EXERCISE AIM:
Would you transcribe all of the data exactly, down to the last character?

RECORDS SHOWN:
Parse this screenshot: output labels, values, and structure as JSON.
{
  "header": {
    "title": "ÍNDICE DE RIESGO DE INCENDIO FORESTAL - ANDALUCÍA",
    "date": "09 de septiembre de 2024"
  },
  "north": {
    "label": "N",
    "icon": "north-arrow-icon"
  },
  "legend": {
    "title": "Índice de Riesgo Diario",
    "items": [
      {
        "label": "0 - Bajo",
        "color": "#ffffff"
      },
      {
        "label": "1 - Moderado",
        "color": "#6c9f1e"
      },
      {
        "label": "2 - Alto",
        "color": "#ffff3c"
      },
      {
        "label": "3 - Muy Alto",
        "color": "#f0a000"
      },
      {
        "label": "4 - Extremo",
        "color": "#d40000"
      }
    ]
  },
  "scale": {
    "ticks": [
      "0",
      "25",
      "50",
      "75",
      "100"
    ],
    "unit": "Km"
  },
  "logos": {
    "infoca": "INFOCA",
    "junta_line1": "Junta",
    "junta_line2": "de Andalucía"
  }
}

THE RESULT:
Parse this screenshot: output labels, values, and structure as JSON.
{
  "header": {
    "title": "ÍNDICE DE RIESGO DE INCENDIO FORESTAL - ANDALUCÍA",
    "date": "09 de septiembre de 2024"
  },
  "north": {
    "label": "N",
    "icon": "north-arrow-icon"
  },
  "legend": {
    "title": "Índice de Riesgo Diario",
    "items": [
      {
        "label": "0 - Bajo",
        "color": "#ffffff"
      },
      {
        "label": "1 - Moderado",
        "color": "#6c9f1e"
      },
      {
        "label": "2 - Alto",
        "color": "#ffff3c"
      },
      {
        "label": "3 - Muy Alto",
        "color": "#f0a000"
      },
      {
        "label": "4 - Extremo",
        "color": "#d40000"
      }
    ]
  },
  "scale": {
    "ticks": [
      "0",
      "25",
      "50",
      "75",
      "100"
    ],
    "unit": "Km"
  },
  "logos": {
    "infoca": "INFOCA",
    "junta_line1": "Junta",
    "junta_line2": "de Andalucía"
  }
}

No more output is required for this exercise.